++++ ROWS
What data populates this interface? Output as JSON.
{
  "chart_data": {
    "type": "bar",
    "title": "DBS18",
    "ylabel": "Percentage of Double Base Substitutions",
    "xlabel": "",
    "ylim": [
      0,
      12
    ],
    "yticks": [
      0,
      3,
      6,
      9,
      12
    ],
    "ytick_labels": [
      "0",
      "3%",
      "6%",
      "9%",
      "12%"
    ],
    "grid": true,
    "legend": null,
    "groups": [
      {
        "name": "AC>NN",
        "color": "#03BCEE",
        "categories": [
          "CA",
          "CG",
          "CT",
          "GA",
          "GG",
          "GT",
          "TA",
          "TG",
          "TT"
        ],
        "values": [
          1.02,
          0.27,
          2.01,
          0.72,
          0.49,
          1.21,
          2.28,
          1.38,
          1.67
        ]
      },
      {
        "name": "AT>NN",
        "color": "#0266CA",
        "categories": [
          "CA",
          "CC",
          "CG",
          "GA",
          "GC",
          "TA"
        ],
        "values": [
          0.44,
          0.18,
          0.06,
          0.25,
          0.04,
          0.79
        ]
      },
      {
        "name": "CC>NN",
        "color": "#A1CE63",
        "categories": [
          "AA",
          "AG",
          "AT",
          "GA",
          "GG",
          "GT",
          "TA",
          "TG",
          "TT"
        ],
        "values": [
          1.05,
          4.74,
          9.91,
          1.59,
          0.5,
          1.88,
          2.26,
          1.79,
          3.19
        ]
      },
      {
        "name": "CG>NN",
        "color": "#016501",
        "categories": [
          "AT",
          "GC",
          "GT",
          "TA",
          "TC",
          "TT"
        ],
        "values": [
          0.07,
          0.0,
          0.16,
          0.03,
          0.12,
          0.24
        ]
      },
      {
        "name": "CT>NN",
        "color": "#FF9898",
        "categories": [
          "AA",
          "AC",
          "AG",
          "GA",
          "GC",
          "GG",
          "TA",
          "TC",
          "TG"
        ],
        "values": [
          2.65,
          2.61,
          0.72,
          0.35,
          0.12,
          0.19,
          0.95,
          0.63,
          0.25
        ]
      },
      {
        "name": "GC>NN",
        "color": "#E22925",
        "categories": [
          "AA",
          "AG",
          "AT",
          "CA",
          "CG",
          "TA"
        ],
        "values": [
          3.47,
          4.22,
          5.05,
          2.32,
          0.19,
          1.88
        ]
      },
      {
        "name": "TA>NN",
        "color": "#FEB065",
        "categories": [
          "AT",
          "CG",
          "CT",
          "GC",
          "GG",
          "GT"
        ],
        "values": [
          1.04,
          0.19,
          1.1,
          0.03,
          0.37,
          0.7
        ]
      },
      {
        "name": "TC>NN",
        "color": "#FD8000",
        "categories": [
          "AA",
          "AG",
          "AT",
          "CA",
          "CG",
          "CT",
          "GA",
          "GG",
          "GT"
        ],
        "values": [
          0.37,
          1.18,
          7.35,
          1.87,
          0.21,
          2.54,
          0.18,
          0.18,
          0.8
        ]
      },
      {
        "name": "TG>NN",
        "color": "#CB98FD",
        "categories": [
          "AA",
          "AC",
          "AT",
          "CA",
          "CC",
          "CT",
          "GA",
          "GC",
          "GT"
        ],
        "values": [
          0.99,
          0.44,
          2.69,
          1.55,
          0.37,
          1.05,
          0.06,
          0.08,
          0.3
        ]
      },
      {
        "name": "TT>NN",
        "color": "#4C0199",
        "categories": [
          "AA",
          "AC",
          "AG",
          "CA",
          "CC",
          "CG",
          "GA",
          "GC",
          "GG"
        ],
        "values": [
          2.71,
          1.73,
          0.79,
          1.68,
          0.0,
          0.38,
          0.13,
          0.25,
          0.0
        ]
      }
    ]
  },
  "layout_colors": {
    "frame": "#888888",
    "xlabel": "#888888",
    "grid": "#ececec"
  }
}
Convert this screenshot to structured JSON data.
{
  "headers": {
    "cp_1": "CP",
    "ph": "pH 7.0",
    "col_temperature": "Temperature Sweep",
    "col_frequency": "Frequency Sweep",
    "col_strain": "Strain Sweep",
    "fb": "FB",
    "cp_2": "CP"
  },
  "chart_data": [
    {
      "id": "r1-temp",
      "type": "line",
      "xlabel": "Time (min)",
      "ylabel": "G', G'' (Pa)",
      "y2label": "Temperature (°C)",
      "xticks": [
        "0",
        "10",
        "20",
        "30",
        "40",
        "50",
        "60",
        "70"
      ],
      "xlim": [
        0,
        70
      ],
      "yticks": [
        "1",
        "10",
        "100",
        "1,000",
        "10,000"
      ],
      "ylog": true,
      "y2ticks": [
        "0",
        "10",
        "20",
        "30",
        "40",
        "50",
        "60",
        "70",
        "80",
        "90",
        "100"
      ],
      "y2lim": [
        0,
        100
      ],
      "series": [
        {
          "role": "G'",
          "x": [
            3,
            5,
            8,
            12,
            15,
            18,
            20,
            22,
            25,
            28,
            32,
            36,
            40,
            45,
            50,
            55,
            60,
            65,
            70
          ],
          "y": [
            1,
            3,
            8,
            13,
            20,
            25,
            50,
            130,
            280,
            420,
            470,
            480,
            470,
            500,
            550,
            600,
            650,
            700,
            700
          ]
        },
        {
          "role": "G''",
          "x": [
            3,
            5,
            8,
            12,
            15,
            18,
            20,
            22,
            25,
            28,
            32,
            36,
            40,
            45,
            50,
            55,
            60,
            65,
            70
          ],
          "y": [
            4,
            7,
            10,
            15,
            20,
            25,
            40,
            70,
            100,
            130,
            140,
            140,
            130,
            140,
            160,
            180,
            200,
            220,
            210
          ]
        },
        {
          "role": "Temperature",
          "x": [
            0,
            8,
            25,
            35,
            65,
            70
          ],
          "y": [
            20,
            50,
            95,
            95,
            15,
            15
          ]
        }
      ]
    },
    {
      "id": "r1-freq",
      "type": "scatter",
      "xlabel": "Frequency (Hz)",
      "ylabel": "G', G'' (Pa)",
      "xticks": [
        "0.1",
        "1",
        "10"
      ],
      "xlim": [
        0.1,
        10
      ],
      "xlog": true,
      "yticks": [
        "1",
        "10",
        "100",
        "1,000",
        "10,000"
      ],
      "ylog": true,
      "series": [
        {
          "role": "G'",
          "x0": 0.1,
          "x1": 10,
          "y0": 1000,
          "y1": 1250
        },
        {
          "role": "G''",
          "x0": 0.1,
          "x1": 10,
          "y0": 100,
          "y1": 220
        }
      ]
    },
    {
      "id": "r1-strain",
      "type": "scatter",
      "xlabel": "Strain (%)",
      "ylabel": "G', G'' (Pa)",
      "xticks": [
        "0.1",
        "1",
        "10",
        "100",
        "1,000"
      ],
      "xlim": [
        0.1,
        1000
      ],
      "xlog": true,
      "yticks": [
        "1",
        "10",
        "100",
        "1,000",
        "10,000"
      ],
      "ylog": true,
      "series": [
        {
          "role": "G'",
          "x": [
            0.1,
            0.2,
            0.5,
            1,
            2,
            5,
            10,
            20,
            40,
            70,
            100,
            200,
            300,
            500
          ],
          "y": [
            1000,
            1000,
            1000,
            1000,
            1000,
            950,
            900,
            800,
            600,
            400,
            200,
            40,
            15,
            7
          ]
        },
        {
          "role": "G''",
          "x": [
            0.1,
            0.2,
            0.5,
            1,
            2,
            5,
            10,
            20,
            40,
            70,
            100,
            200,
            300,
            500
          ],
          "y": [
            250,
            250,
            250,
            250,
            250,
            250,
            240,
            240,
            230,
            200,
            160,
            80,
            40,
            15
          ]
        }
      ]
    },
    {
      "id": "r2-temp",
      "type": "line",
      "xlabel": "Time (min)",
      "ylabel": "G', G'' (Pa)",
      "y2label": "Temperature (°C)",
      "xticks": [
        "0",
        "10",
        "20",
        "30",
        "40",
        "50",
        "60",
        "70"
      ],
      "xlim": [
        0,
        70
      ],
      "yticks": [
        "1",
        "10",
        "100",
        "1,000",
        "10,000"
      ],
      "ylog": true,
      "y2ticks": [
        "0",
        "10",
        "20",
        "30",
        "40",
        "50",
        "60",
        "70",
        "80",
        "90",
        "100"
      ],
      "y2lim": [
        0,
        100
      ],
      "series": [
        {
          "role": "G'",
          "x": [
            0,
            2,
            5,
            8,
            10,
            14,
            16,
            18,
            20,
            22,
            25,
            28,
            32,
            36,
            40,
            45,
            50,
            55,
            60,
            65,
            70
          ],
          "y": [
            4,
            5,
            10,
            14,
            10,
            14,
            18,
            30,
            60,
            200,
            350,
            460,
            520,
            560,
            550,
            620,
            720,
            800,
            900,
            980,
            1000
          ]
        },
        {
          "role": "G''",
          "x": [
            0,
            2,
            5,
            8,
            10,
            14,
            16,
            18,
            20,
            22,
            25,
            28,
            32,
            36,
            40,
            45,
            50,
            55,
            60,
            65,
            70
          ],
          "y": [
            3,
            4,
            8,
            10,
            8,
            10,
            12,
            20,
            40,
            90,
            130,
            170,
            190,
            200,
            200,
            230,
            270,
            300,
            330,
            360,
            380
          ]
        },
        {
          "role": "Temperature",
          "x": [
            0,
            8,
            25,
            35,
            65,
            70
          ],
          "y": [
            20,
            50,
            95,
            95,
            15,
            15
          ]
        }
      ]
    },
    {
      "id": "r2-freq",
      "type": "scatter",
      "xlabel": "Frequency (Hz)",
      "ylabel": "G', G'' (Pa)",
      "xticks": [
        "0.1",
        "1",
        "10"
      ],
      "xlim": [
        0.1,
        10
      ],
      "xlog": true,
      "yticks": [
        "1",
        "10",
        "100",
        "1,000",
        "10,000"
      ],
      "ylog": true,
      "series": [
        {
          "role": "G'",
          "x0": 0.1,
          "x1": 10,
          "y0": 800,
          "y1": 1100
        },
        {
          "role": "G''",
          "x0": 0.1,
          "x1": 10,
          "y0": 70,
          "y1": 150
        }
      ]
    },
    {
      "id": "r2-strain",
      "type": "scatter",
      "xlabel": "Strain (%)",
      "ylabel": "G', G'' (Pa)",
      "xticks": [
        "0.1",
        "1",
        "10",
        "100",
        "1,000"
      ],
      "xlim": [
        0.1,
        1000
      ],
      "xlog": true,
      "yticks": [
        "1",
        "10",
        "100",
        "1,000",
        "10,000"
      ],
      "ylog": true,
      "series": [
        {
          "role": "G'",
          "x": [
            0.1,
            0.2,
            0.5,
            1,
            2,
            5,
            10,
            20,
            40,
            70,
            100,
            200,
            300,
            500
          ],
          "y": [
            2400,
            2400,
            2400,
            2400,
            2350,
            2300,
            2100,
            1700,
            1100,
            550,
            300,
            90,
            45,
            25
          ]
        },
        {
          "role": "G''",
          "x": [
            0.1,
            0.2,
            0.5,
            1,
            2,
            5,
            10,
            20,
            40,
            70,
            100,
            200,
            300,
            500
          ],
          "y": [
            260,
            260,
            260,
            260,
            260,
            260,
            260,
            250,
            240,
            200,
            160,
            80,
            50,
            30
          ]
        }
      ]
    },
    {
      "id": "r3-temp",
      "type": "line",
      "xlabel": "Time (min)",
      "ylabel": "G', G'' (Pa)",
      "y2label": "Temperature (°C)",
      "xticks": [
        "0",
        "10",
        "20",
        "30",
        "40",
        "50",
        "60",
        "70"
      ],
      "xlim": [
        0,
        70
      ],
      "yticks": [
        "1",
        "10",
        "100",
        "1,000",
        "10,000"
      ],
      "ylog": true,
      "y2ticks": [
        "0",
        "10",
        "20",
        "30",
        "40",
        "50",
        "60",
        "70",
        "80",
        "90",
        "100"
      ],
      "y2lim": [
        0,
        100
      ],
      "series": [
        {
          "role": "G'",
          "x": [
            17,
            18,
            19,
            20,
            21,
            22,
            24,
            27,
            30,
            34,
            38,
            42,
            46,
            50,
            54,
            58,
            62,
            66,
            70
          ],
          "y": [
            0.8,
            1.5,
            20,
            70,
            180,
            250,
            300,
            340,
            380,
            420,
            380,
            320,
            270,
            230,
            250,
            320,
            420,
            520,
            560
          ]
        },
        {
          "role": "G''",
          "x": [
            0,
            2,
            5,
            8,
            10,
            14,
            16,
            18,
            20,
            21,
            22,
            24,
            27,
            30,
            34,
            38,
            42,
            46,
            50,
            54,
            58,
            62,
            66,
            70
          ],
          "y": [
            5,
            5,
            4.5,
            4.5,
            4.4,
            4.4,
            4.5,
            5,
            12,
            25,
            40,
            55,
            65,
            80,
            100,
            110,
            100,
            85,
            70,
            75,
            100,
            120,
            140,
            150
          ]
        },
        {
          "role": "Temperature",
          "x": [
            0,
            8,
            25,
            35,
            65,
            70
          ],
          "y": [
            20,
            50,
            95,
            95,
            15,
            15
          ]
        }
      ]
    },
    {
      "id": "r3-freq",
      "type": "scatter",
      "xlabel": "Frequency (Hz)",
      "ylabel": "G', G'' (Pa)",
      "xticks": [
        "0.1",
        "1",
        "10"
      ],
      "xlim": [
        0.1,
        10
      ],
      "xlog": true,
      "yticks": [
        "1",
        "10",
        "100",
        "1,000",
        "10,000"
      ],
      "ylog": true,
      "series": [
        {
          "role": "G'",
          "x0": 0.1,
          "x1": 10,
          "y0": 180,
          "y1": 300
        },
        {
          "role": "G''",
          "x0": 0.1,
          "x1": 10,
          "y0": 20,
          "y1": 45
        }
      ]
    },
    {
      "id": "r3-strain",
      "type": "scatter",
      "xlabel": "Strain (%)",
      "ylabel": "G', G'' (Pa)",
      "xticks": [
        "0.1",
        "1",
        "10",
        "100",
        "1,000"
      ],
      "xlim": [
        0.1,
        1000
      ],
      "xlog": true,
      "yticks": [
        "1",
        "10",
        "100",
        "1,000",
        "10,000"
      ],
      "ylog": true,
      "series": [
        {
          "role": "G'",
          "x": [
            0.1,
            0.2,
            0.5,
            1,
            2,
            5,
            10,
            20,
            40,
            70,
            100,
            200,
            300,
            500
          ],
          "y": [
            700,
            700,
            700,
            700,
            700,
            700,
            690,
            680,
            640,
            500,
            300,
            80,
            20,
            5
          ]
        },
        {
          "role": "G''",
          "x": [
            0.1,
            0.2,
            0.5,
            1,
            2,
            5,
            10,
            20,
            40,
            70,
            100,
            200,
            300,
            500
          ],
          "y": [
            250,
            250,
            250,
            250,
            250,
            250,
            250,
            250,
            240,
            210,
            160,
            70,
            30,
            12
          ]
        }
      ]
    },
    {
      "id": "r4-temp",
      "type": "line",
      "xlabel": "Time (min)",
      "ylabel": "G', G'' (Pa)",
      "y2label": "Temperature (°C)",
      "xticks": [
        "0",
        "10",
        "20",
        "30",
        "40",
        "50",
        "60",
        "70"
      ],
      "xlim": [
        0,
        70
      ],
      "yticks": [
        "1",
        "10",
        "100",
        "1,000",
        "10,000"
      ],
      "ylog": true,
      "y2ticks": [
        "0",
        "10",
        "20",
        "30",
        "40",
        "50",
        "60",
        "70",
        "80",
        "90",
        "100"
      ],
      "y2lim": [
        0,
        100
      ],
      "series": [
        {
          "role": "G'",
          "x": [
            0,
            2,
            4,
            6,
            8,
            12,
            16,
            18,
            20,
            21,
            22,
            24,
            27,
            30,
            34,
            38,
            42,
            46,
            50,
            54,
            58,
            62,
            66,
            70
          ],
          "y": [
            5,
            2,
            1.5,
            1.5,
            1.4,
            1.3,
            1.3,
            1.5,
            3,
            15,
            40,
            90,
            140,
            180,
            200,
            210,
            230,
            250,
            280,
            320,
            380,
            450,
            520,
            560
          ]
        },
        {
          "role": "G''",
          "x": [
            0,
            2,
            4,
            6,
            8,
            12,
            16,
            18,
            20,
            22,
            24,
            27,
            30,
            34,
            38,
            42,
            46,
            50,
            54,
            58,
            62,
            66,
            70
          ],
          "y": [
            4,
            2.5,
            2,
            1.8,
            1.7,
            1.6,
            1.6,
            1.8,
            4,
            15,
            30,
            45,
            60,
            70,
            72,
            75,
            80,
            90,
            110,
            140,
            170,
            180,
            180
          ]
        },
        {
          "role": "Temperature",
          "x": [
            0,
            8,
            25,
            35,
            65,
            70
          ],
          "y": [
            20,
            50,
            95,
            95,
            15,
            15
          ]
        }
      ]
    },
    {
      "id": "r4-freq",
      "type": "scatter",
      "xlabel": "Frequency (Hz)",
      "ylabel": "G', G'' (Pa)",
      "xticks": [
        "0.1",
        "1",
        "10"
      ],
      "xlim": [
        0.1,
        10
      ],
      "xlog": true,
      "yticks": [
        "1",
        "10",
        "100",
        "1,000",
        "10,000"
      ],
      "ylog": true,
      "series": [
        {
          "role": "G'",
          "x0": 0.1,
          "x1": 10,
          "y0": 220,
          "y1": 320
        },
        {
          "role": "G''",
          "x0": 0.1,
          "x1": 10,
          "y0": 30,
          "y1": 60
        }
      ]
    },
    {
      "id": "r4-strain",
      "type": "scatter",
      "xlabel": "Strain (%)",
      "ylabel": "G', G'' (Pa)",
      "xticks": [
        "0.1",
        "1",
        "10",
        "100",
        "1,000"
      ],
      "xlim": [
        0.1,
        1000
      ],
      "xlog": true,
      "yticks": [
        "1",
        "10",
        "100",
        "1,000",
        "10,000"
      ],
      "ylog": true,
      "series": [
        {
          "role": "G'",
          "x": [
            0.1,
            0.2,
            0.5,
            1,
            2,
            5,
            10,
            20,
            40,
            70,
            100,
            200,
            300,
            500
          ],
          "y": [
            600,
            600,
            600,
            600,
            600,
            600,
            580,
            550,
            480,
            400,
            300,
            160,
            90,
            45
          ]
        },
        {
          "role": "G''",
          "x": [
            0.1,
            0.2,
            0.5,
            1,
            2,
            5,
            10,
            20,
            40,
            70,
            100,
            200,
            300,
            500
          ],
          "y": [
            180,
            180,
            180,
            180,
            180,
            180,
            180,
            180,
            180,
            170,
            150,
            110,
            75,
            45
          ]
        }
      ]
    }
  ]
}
++++++++
## PROBLEM DETAILS:
Which lines include the word "Sweep"? List them all.

## RESULT FOR THIS EXERCISE:
    "col_temperature": "Temperature Sweep",
    "col_frequency": "Frequency Sweep",
    "col_strain": "Strain Sweep",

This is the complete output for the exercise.